Exercise task: Copy the records below line for line without changing anything.

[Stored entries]

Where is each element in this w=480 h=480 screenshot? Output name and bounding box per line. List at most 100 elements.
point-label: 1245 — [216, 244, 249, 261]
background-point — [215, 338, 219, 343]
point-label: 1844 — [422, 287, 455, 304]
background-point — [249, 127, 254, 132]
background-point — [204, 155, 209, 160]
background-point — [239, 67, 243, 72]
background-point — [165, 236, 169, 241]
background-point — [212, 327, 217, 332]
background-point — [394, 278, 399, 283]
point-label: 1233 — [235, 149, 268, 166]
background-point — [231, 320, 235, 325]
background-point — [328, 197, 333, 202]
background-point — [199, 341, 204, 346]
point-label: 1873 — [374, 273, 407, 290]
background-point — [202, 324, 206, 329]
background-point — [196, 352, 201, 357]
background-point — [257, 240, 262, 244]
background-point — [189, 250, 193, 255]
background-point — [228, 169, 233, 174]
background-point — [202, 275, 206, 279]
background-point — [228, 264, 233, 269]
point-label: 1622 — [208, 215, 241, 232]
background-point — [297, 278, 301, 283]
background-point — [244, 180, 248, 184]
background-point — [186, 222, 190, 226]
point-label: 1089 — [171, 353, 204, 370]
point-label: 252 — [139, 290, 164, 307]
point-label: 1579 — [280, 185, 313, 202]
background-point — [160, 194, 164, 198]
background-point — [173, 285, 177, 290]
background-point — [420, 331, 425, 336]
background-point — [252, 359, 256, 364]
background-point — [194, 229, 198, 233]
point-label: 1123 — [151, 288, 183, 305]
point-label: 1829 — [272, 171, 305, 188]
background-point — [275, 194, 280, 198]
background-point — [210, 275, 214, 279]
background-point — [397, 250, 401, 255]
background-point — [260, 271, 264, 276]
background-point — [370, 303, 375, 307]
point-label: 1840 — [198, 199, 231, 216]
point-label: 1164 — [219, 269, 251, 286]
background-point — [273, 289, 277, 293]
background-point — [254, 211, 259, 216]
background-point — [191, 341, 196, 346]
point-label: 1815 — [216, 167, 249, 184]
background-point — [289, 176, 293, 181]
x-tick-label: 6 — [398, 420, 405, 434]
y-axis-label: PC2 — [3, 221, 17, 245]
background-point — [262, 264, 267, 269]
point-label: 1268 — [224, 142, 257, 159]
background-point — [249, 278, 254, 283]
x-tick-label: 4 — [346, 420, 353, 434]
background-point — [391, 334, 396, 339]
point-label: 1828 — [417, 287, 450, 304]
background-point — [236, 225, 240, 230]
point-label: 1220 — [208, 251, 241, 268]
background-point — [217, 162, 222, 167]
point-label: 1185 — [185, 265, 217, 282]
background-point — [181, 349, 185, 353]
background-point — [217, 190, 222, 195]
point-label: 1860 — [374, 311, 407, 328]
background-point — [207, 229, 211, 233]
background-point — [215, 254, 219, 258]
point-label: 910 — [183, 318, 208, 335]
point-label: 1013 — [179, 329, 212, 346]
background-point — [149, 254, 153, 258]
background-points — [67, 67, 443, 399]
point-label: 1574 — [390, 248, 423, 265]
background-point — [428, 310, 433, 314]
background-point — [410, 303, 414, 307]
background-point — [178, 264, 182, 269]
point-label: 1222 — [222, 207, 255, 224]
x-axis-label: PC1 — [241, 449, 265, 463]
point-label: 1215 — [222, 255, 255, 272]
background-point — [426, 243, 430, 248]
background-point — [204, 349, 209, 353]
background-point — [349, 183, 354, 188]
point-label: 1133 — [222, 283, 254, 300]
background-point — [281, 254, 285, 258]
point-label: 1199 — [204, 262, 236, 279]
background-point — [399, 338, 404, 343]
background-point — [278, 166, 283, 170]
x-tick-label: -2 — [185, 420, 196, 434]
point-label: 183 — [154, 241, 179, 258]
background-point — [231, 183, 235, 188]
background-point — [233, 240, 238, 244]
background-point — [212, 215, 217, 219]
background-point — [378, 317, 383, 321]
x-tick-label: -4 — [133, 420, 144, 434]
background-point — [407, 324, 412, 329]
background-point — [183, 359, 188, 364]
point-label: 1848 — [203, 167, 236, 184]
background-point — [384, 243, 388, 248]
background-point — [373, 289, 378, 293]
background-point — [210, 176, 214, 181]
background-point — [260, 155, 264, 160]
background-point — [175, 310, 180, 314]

The result:
Where is each element in this w=480 h=480 screenshot? Output name and bounding box per line. List at most 100 elements.
point-label: 1245 — [216, 244, 249, 261]
background-point — [215, 338, 219, 343]
point-label: 1844 — [422, 287, 455, 304]
background-point — [249, 127, 254, 132]
background-point — [204, 155, 209, 160]
background-point — [239, 67, 243, 72]
background-point — [165, 236, 169, 241]
background-point — [212, 327, 217, 332]
background-point — [394, 278, 399, 283]
point-label: 1233 — [235, 149, 268, 166]
background-point — [231, 320, 235, 325]
background-point — [328, 197, 333, 202]
background-point — [199, 341, 204, 346]
point-label: 1873 — [374, 273, 407, 290]
background-point — [202, 324, 206, 329]
background-point — [196, 352, 201, 357]
background-point — [257, 240, 262, 244]
background-point — [189, 250, 193, 255]
background-point — [228, 169, 233, 174]
background-point — [202, 275, 206, 279]
background-point — [228, 264, 233, 269]
point-label: 1622 — [208, 215, 241, 232]
background-point — [297, 278, 301, 283]
background-point — [244, 180, 248, 184]
background-point — [186, 222, 190, 226]
point-label: 1089 — [171, 353, 204, 370]
point-label: 252 — [139, 290, 164, 307]
point-label: 1579 — [280, 185, 313, 202]
background-point — [160, 194, 164, 198]
background-point — [173, 285, 177, 290]
background-point — [420, 331, 425, 336]
background-point — [252, 359, 256, 364]
background-point — [194, 229, 198, 233]
point-label: 1123 — [151, 288, 183, 305]
point-label: 1829 — [272, 171, 305, 188]
background-point — [275, 194, 280, 198]
background-point — [210, 275, 214, 279]
background-point — [397, 250, 401, 255]
background-point — [260, 271, 264, 276]
background-point — [370, 303, 375, 307]
point-label: 1840 — [198, 199, 231, 216]
point-label: 1164 — [219, 269, 251, 286]
background-point — [273, 289, 277, 293]
background-point — [254, 211, 259, 216]
background-point — [191, 341, 196, 346]
point-label: 1815 — [216, 167, 249, 184]
background-point — [289, 176, 293, 181]
x-tick-label: 6 — [398, 420, 405, 434]
y-axis-label: PC2 — [3, 221, 17, 245]
background-point — [262, 264, 267, 269]
point-label: 1268 — [224, 142, 257, 159]
background-point — [249, 278, 254, 283]
x-tick-label: 4 — [346, 420, 353, 434]
background-point — [391, 334, 396, 339]
point-label: 1828 — [417, 287, 450, 304]
background-point — [236, 225, 240, 230]
point-label: 1220 — [208, 251, 241, 268]
background-point — [217, 162, 222, 167]
point-label: 1185 — [185, 265, 217, 282]
background-point — [181, 349, 185, 353]
background-point — [217, 190, 222, 195]
point-label: 1860 — [374, 311, 407, 328]
background-point — [207, 229, 211, 233]
background-point — [215, 254, 219, 258]
point-label: 910 — [183, 318, 208, 335]
point-label: 1013 — [179, 329, 212, 346]
background-point — [149, 254, 153, 258]
background-points — [67, 67, 443, 399]
point-label: 1574 — [390, 248, 423, 265]
background-point — [428, 310, 433, 314]
background-point — [410, 303, 414, 307]
background-point — [178, 264, 182, 269]
point-label: 1222 — [222, 207, 255, 224]
x-axis-label: PC1 — [241, 449, 265, 463]
point-label: 1215 — [222, 255, 255, 272]
background-point — [426, 243, 430, 248]
background-point — [204, 349, 209, 353]
background-point — [349, 183, 354, 188]
point-label: 1133 — [222, 283, 254, 300]
background-point — [281, 254, 285, 258]
point-label: 1199 — [204, 262, 236, 279]
background-point — [399, 338, 404, 343]
background-point — [278, 166, 283, 170]
x-tick-label: -2 — [185, 420, 196, 434]
point-label: 183 — [154, 241, 179, 258]
background-point — [231, 183, 235, 188]
background-point — [233, 240, 238, 244]
background-point — [212, 215, 217, 219]
background-point — [378, 317, 383, 321]
x-tick-label: -4 — [133, 420, 144, 434]
background-point — [407, 324, 412, 329]
background-point — [183, 359, 188, 364]
point-label: 1848 — [203, 167, 236, 184]
background-point — [384, 243, 388, 248]
background-point — [373, 289, 378, 293]
background-point — [210, 176, 214, 181]
background-point — [260, 155, 264, 160]
background-point — [175, 310, 180, 314]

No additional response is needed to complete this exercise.